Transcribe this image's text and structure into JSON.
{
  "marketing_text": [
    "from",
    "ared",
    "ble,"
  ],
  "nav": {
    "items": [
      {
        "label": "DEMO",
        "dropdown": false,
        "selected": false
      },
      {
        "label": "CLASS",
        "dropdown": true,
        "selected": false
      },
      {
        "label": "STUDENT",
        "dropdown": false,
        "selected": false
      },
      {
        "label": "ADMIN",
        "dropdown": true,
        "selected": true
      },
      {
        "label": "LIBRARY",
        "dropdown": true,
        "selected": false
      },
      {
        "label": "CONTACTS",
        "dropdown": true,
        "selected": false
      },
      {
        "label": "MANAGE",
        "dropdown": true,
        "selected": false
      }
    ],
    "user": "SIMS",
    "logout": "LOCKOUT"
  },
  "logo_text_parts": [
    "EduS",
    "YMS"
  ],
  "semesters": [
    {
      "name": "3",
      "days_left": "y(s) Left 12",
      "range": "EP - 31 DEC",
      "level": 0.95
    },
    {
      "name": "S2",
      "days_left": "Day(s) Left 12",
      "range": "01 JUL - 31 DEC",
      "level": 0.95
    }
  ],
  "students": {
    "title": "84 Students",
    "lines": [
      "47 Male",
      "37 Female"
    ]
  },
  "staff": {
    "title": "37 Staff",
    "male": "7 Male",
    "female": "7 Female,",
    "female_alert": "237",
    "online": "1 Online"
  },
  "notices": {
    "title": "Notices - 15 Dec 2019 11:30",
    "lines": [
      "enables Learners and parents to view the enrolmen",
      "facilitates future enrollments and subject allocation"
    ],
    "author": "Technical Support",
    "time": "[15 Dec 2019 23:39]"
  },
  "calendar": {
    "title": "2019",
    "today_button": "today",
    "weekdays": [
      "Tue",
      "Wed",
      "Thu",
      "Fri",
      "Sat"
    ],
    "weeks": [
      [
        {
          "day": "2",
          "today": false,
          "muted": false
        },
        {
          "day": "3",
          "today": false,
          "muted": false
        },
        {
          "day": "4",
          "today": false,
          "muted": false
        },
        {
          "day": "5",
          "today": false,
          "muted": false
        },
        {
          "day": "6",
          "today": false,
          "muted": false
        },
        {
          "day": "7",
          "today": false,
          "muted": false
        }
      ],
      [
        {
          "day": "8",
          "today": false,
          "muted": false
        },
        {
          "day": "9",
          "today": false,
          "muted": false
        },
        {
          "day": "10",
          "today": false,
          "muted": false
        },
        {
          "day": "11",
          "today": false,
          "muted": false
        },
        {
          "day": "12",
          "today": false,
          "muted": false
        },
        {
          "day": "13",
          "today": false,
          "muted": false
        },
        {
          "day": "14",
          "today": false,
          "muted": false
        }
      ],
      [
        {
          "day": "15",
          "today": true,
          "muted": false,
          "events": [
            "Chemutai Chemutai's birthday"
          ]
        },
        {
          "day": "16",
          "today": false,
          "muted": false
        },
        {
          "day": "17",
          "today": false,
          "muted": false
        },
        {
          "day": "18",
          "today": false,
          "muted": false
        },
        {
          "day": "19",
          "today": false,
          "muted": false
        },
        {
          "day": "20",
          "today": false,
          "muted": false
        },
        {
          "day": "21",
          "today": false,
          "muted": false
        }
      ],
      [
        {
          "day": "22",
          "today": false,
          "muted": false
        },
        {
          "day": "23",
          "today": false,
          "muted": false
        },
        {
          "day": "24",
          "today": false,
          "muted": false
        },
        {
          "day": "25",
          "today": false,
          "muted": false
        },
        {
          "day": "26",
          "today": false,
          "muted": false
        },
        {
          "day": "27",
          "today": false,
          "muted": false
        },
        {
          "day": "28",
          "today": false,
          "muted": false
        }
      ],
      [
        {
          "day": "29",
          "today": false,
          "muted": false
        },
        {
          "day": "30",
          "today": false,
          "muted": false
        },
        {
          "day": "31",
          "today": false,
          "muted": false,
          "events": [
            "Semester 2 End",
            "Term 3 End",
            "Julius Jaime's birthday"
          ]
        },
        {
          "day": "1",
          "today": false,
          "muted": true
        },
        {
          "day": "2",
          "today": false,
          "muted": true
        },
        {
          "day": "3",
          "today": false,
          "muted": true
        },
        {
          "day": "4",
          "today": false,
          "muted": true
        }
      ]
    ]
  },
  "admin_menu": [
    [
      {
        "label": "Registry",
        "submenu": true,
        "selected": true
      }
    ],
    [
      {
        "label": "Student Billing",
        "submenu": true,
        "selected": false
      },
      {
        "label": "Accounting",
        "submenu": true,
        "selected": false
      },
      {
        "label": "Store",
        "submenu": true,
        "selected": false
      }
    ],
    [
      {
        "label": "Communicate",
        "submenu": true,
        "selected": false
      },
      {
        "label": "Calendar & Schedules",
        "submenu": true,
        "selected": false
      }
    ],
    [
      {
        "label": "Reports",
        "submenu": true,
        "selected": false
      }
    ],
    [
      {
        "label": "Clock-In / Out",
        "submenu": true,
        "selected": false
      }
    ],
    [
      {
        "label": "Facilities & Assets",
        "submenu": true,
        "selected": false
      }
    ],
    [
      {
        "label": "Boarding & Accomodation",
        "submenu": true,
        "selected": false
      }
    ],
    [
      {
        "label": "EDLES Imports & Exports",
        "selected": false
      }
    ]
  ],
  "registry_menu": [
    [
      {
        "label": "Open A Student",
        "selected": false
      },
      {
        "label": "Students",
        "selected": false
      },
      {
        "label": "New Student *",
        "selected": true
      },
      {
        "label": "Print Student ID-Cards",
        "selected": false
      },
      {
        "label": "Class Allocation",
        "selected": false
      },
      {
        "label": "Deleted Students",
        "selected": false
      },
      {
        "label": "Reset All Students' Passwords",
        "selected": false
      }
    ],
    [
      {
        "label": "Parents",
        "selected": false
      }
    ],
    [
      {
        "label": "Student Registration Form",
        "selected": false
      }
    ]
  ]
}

■ ■ ■ ■

▸ Short exercise
Pull every line containing "title" out of the data above.

▸ The result
    "title": "84 Students",
    "title": "37 Staff",
    "title": "Notices - 15 Dec 2019 11:30",
    "title": "2019",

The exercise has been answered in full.